↓

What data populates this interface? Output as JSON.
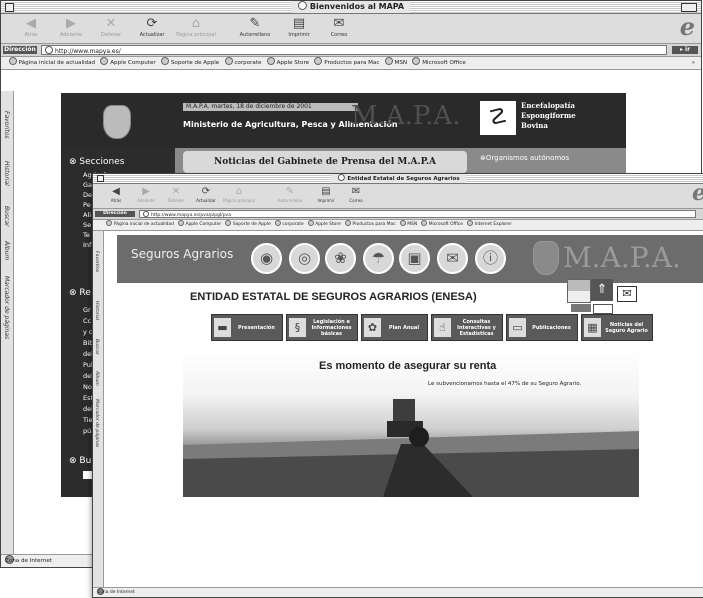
{
  "back_window": {
    "title": "Bienvenidos al MAPA",
    "toolbar": [
      {
        "label": "Atrás",
        "icon": "◀",
        "enabled": false
      },
      {
        "label": "Adelante",
        "icon": "▶",
        "enabled": false
      },
      {
        "label": "Detener",
        "icon": "✕",
        "enabled": false
      },
      {
        "label": "Actualizar",
        "icon": "⟳",
        "enabled": true
      },
      {
        "label": "Página principal",
        "icon": "⌂",
        "enabled": false
      },
      {
        "label": "Autorrelleno",
        "icon": "✎",
        "enabled": true
      },
      {
        "label": "Imprimir",
        "icon": "▤",
        "enabled": true
      },
      {
        "label": "Correo",
        "icon": "✉",
        "enabled": true
      }
    ],
    "address_label": "Dirección",
    "address_value": "http://www.mapya.es/",
    "go_label": "ir",
    "favorites": [
      "Página inicial de actualidad",
      "Apple Computer",
      "Soporte de Apple",
      "corporate",
      "Apple Store",
      "Productos para Mac",
      "MSN",
      "Microsoft Office"
    ],
    "favorites_more": "»",
    "side_tabs": [
      "Favoritos",
      "Historial",
      "Buscar",
      "Álbum",
      "Marcador de páginas"
    ],
    "status_text": "Zona de Internet",
    "page": {
      "date_line": "M.A.P.A. martes, 18 de diciembre de 2001",
      "ministry": "Ministerio de Agricultura, Pesca y Alimentación",
      "watermark": "M.A.P.A.",
      "ee_lines": [
        "Encefalopatía",
        "Espongiforme",
        "Bovina"
      ],
      "secciones": "Secciones",
      "nav_items": [
        "Agricultura",
        "Ga",
        "De",
        "Pe",
        "Ali",
        "Se",
        "Te",
        "Inf"
      ],
      "press": "Noticias del Gabinete de Prensa del M.A.P.A",
      "organismos": "Organismos autónomos",
      "re_heading": "Re",
      "re_items": [
        "Gr",
        "Cc",
        "y c",
        "Bib",
        "del",
        "Pul",
        "del",
        "Not",
        "Est",
        "del",
        "Tie",
        "pú"
      ],
      "bu_heading": "Bu"
    }
  },
  "front_window": {
    "title": "Entidad Estatal de Seguros Agrarios",
    "toolbar": [
      {
        "label": "Atrás",
        "icon": "◀",
        "enabled": true
      },
      {
        "label": "Adelante",
        "icon": "▶",
        "enabled": false
      },
      {
        "label": "Detener",
        "icon": "✕",
        "enabled": false
      },
      {
        "label": "Actualizar",
        "icon": "⟳",
        "enabled": true
      },
      {
        "label": "Página principal",
        "icon": "⌂",
        "enabled": false
      },
      {
        "label": "Autorrelleno",
        "icon": "✎",
        "enabled": false
      },
      {
        "label": "Imprimir",
        "icon": "▤",
        "enabled": true
      },
      {
        "label": "Correo",
        "icon": "✉",
        "enabled": true
      }
    ],
    "address_label": "Dirección",
    "address_value": "http://www.mapya.es/pva/plpgl/pva",
    "favorites": [
      "Página inicial de actualidad",
      "Apple Computer",
      "Soporte de Apple",
      "corporate",
      "Apple Store",
      "Productos para Mac",
      "MSN",
      "Microsoft Office",
      "Internet Explorer"
    ],
    "side_tabs": [
      "Favoritos",
      "Historial",
      "Buscar",
      "Álbum",
      "Marcador de páginas"
    ],
    "status_text": "Zona de Internet",
    "page": {
      "banner_left": "Seguros Agrarios",
      "banner_right": "M.A.P.A.",
      "title": "ENTIDAD ESTATAL DE SEGUROS AGRARIOS (ENESA)",
      "nav": [
        {
          "label": "Presentación",
          "icon": "▬"
        },
        {
          "label": "Legislación e Informaciones básicas",
          "icon": "§"
        },
        {
          "label": "Plan Anual",
          "icon": "✿"
        },
        {
          "label": "Consultas Interactivas y Estadísticas",
          "icon": "☝"
        },
        {
          "label": "Publicaciones",
          "icon": "▭"
        },
        {
          "label": "Noticias del Seguro Agrario",
          "icon": "▦"
        }
      ],
      "hero_title": "Es momento de asegurar su renta",
      "hero_sub": "Le subvencionamos hasta el 47% de su Seguro Agrario."
    }
  }
}
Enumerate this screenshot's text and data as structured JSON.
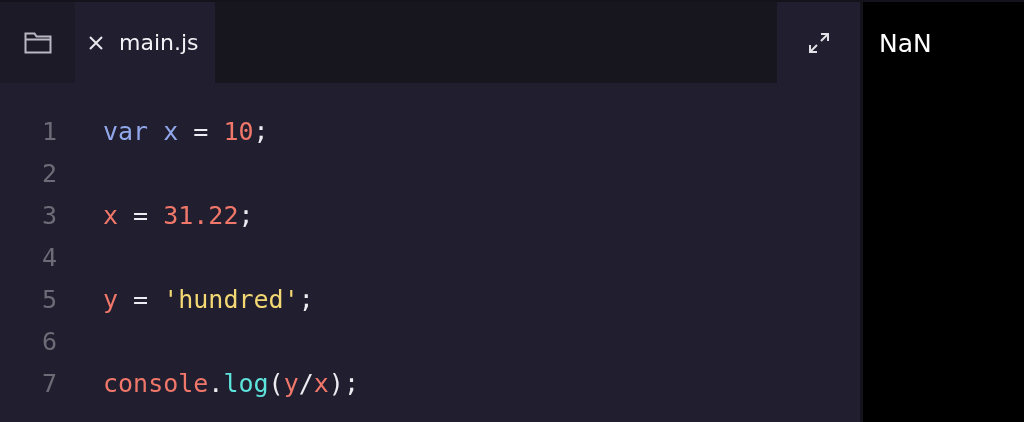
{
  "tabs": [
    {
      "label": "main.js",
      "selected": true
    }
  ],
  "editor": {
    "lines": [
      {
        "number": "1",
        "tokens": [
          {
            "kind": "keyword",
            "text": "var "
          },
          {
            "kind": "declared",
            "text": "x"
          },
          {
            "kind": "plain",
            "text": " = "
          },
          {
            "kind": "number",
            "text": "10"
          },
          {
            "kind": "plain",
            "text": ";"
          }
        ]
      },
      {
        "number": "2"
      },
      {
        "number": "3",
        "tokens": [
          {
            "kind": "identifier",
            "text": "x"
          },
          {
            "kind": "plain",
            "text": " = "
          },
          {
            "kind": "number",
            "text": "31.22"
          },
          {
            "kind": "plain",
            "text": ";"
          }
        ]
      },
      {
        "number": "4"
      },
      {
        "number": "5",
        "tokens": [
          {
            "kind": "identifier",
            "text": "y"
          },
          {
            "kind": "plain",
            "text": " = "
          },
          {
            "kind": "string",
            "text": "'hundred'"
          },
          {
            "kind": "plain",
            "text": ";"
          }
        ]
      },
      {
        "number": "6"
      },
      {
        "number": "7",
        "tokens": [
          {
            "kind": "identifier",
            "text": "console"
          },
          {
            "kind": "plain",
            "text": "."
          },
          {
            "kind": "method",
            "text": "log"
          },
          {
            "kind": "plain",
            "text": "("
          },
          {
            "kind": "identifier",
            "text": "y"
          },
          {
            "kind": "plain",
            "text": "/"
          },
          {
            "kind": "identifier",
            "text": "x"
          },
          {
            "kind": "plain",
            "text": ");"
          }
        ]
      }
    ]
  },
  "output": {
    "text": "NaN"
  }
}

↑

- Problem to work on -
Make an exact copy of all the material, but keep the pictures out of it.

- Task answer -
What data populates this interface? Output as JSON.
{
  "back_window": {
    "title": "Bienvenidos al MAPA",
    "toolbar": [
      {
        "label": "Atrás",
        "icon": "◀",
        "enabled": false
      },
      {
        "label": "Adelante",
        "icon": "▶",
        "enabled": false
      },
      {
        "label": "Detener",
        "icon": "✕",
        "enabled": false
      },
      {
        "label": "Actualizar",
        "icon": "⟳",
        "enabled": true
      },
      {
        "label": "Página principal",
        "icon": "⌂",
        "enabled": false
      },
      {
        "label": "Autorrelleno",
        "icon": "✎",
        "enabled": true
      },
      {
        "label": "Imprimir",
        "icon": "▤",
        "enabled": true
      },
      {
        "label": "Correo",
        "icon": "✉",
        "enabled": true
      }
    ],
    "address_label": "Dirección",
    "address_value": "http://www.mapya.es/",
    "go_label": "ir",
    "favorites": [
      "Página inicial de actualidad",
      "Apple Computer",
      "Soporte de Apple",
      "corporate",
      "Apple Store",
      "Productos para Mac",
      "MSN",
      "Microsoft Office"
    ],
    "favorites_more": "»",
    "side_tabs": [
      "Favoritos",
      "Historial",
      "Buscar",
      "Álbum",
      "Marcador de páginas"
    ],
    "status_text": "Zona de Internet",
    "page": {
      "date_line": "M.A.P.A. martes, 18 de diciembre de 2001",
      "ministry": "Ministerio de Agricultura, Pesca y Alimentación",
      "watermark": "M.A.P.A.",
      "ee_lines": [
        "Encefalopatía",
        "Espongiforme",
        "Bovina"
      ],
      "secciones": "Secciones",
      "nav_items": [
        "Agricultura",
        "Ga",
        "De",
        "Pe",
        "Ali",
        "Se",
        "Te",
        "Inf"
      ],
      "press": "Noticias del Gabinete de Prensa del M.A.P.A",
      "organismos": "Organismos autónomos",
      "re_heading": "Re",
      "re_items": [
        "Gr",
        "Cc",
        "y c",
        "Bib",
        "del",
        "Pul",
        "del",
        "Not",
        "Est",
        "del",
        "Tie",
        "pú"
      ],
      "bu_heading": "Bu"
    }
  },
  "front_window": {
    "title": "Entidad Estatal de Seguros Agrarios",
    "toolbar": [
      {
        "label": "Atrás",
        "icon": "◀",
        "enabled": true
      },
      {
        "label": "Adelante",
        "icon": "▶",
        "enabled": false
      },
      {
        "label": "Detener",
        "icon": "✕",
        "enabled": false
      },
      {
        "label": "Actualizar",
        "icon": "⟳",
        "enabled": true
      },
      {
        "label": "Página principal",
        "icon": "⌂",
        "enabled": false
      },
      {
        "label": "Autorrelleno",
        "icon": "✎",
        "enabled": false
      },
      {
        "label": "Imprimir",
        "icon": "▤",
        "enabled": true
      },
      {
        "label": "Correo",
        "icon": "✉",
        "enabled": true
      }
    ],
    "address_label": "Dirección",
    "address_value": "http://www.mapya.es/pva/plpgl/pva",
    "favorites": [
      "Página inicial de actualidad",
      "Apple Computer",
      "Soporte de Apple",
      "corporate",
      "Apple Store",
      "Productos para Mac",
      "MSN",
      "Microsoft Office",
      "Internet Explorer"
    ],
    "side_tabs": [
      "Favoritos",
      "Historial",
      "Buscar",
      "Álbum",
      "Marcador de páginas"
    ],
    "status_text": "Zona de Internet",
    "page": {
      "banner_left": "Seguros Agrarios",
      "banner_right": "M.A.P.A.",
      "title": "ENTIDAD ESTATAL DE SEGUROS AGRARIOS (ENESA)",
      "nav": [
        {
          "label": "Presentación",
          "icon": "▬"
        },
        {
          "label": "Legislación e Informaciones básicas",
          "icon": "§"
        },
        {
          "label": "Plan Anual",
          "icon": "✿"
        },
        {
          "label": "Consultas Interactivas y Estadísticas",
          "icon": "☝"
        },
        {
          "label": "Publicaciones",
          "icon": "▭"
        },
        {
          "label": "Noticias del Seguro Agrario",
          "icon": "▦"
        }
      ],
      "hero_title": "Es momento de asegurar su renta",
      "hero_sub": "Le subvencionamos hasta el 47% de su Seguro Agrario."
    }
  }
}
Enumerate this screenshot's text and data as structured JSON.
{
  "tabs": [
    {
      "label": "main.js",
      "selected": true
    }
  ],
  "editor": {
    "lines": [
      {
        "number": "1",
        "tokens": [
          {
            "kind": "keyword",
            "text": "var "
          },
          {
            "kind": "declared",
            "text": "x"
          },
          {
            "kind": "plain",
            "text": " = "
          },
          {
            "kind": "number",
            "text": "10"
          },
          {
            "kind": "plain",
            "text": ";"
          }
        ]
      },
      {
        "number": "2"
      },
      {
        "number": "3",
        "tokens": [
          {
            "kind": "identifier",
            "text": "x"
          },
          {
            "kind": "plain",
            "text": " = "
          },
          {
            "kind": "number",
            "text": "31.22"
          },
          {
            "kind": "plain",
            "text": ";"
          }
        ]
      },
      {
        "number": "4"
      },
      {
        "number": "5",
        "tokens": [
          {
            "kind": "identifier",
            "text": "y"
          },
          {
            "kind": "plain",
            "text": " = "
          },
          {
            "kind": "string",
            "text": "'hundred'"
          },
          {
            "kind": "plain",
            "text": ";"
          }
        ]
      },
      {
        "number": "6"
      },
      {
        "number": "7",
        "tokens": [
          {
            "kind": "identifier",
            "text": "console"
          },
          {
            "kind": "plain",
            "text": "."
          },
          {
            "kind": "method",
            "text": "log"
          },
          {
            "kind": "plain",
            "text": "("
          },
          {
            "kind": "identifier",
            "text": "y"
          },
          {
            "kind": "plain",
            "text": "/"
          },
          {
            "kind": "identifier",
            "text": "x"
          },
          {
            "kind": "plain",
            "text": ");"
          }
        ]
      }
    ]
  },
  "output": {
    "text": "NaN"
  }
}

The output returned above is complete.